◆ Task to complete
Locate the string "present" in the listing below. Copy every line where it is found.

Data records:
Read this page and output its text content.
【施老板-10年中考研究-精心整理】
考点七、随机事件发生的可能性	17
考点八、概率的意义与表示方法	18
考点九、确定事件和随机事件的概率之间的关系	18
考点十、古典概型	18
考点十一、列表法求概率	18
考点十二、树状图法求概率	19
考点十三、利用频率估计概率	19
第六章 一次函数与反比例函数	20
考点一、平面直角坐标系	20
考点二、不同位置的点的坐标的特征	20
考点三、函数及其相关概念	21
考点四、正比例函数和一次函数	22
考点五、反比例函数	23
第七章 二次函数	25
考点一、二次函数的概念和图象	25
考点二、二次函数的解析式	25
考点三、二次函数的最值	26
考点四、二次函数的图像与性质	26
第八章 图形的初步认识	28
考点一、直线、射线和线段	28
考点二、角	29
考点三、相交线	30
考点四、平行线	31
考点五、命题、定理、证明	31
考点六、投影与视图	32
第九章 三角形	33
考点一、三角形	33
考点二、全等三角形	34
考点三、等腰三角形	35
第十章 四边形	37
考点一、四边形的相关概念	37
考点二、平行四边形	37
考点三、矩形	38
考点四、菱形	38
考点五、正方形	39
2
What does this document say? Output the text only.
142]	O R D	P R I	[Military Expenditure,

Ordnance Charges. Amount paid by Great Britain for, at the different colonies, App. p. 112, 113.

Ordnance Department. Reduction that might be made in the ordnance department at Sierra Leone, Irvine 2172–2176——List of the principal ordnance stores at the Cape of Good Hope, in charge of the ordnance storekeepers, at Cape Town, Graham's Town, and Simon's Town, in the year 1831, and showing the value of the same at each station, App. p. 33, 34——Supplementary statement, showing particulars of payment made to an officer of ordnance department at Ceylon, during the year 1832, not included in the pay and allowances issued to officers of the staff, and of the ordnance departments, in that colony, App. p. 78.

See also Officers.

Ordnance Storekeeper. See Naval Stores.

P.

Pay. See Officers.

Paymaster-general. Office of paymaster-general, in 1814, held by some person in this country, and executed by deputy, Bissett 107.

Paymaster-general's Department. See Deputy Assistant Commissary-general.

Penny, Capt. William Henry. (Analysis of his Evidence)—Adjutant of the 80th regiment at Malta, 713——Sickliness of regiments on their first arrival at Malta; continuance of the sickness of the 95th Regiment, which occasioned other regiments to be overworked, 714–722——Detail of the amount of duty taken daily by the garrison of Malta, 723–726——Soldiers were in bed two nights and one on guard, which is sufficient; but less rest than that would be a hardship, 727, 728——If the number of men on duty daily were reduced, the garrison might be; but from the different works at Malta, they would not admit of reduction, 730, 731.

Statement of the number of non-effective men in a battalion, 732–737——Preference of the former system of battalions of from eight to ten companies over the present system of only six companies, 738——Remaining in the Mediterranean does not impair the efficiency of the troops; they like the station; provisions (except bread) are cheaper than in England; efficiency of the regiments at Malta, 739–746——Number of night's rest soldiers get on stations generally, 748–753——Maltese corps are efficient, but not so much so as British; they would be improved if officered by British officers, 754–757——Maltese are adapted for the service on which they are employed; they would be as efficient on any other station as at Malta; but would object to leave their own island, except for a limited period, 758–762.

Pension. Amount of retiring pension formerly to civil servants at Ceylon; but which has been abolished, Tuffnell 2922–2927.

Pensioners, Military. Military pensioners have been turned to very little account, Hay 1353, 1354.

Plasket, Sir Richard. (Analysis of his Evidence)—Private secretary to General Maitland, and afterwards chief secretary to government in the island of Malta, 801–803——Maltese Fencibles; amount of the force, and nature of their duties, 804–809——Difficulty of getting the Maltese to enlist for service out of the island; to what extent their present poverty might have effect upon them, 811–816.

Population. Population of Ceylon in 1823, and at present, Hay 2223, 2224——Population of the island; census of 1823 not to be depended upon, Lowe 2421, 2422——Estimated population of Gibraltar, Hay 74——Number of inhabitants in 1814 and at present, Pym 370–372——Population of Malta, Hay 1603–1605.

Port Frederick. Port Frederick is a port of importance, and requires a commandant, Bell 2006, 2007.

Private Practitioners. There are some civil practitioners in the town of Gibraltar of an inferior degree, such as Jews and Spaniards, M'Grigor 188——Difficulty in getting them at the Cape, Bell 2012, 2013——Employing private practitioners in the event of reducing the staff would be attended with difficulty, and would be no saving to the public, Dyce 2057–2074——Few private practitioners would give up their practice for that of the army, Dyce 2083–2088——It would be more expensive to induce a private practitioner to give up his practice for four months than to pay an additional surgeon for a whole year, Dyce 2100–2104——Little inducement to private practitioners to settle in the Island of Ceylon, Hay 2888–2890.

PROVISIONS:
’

◆ Exercise result
Statement of the number of non-effective men in a battalion, 732–737——Preference of the former system of battalions of from eight to ten companies over the present system of only six companies, 738——Remaining in the Mediterranean does not impair the efficiency of the troops; they like the station; provisions (except bread) are cheaper than in England; efficiency of the regiments at Malta, 739–746——Number of night's rest soldiers get on stations generally, 748–753——Maltese corps are efficient, but not so much so as British; they would be improved if officered by British officers, 754–757——Maltese are adapted for the service on which they are employed; they would be as efficient on any other station as at Malta; but would object to leave their own island, except for a limited period, 758–762.
Plasket, Sir Richard. (Analysis of his Evidence)—Private secretary to General Maitland, and afterwards chief secretary to government in the island of Malta, 801–803——Maltese Fencibles; amount of the force, and nature of their duties, 804–809——Difficulty of getting the Maltese to enlist for service out of the island; to what extent their present poverty might have effect upon them, 811–816.
Population. Population of Ceylon in 1823, and at present, Hay 2223, 2224——Population of the island; census of 1823 not to be depended upon, Lowe 2421, 2422——Estimated population of Gibraltar, Hay 74——Number of inhabitants in 1814 and at present, Pym 370–372——Population of Malta, Hay 1603–1605.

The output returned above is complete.